> [REQUEST]:
Which lines of the material below contain the word "Результат"? Select every one of them.

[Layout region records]
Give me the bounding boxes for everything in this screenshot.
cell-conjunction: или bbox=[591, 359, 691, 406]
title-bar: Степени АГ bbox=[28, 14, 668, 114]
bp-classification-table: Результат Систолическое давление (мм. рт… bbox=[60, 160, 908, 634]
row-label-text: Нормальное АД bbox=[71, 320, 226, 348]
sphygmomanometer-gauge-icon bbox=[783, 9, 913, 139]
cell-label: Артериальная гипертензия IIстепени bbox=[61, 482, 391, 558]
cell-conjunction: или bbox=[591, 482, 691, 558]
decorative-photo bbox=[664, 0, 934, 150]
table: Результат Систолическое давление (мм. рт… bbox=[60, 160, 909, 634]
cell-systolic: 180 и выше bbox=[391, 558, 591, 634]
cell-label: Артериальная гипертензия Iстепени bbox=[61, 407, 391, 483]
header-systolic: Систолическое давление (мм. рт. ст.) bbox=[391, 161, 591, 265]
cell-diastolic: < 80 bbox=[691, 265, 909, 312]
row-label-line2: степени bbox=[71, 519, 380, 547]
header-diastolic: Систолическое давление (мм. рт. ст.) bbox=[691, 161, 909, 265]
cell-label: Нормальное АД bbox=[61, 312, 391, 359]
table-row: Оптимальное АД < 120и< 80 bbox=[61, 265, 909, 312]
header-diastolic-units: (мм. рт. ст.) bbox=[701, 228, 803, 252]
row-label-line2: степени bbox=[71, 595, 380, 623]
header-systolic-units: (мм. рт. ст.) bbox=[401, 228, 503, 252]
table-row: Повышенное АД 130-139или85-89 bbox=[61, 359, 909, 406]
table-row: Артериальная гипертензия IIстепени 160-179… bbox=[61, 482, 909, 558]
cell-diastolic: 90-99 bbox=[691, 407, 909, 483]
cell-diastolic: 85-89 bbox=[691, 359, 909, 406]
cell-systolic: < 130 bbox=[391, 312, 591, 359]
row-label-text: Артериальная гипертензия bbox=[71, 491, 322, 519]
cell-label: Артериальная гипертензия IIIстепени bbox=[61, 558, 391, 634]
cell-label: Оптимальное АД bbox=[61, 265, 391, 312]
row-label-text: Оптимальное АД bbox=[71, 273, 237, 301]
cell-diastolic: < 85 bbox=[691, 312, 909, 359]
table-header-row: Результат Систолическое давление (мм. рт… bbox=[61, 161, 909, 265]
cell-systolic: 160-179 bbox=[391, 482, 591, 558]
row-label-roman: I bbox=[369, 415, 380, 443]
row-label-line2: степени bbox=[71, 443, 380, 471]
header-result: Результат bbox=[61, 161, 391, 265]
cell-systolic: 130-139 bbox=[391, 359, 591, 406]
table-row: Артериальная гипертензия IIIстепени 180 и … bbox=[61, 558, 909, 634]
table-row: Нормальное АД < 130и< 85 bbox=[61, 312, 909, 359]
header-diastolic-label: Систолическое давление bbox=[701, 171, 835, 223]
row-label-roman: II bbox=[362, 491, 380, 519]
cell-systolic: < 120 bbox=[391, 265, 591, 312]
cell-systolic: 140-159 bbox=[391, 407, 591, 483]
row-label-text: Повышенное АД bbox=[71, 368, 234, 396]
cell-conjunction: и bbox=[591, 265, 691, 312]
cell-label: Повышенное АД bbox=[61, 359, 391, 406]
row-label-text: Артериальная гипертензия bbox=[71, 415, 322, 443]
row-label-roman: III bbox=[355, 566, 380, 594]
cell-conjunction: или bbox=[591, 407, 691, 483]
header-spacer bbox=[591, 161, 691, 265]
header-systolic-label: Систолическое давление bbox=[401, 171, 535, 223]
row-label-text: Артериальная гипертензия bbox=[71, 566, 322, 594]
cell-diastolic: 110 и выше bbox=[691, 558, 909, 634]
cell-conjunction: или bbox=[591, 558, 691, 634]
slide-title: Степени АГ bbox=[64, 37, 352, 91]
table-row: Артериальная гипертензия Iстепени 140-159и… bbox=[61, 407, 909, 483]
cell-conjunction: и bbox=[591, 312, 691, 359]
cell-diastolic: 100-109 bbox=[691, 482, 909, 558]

> [WRITTEN ANSWER]:
bp-classification-table: Результат Систолическое давление (мм. рт… bbox=[60, 160, 908, 634]
table: Результат Систолическое давление (мм. рт… bbox=[60, 160, 909, 634]
table-header-row: Результат Систолическое давление (мм. рт… bbox=[61, 161, 909, 265]
header-result: Результат bbox=[61, 161, 391, 265]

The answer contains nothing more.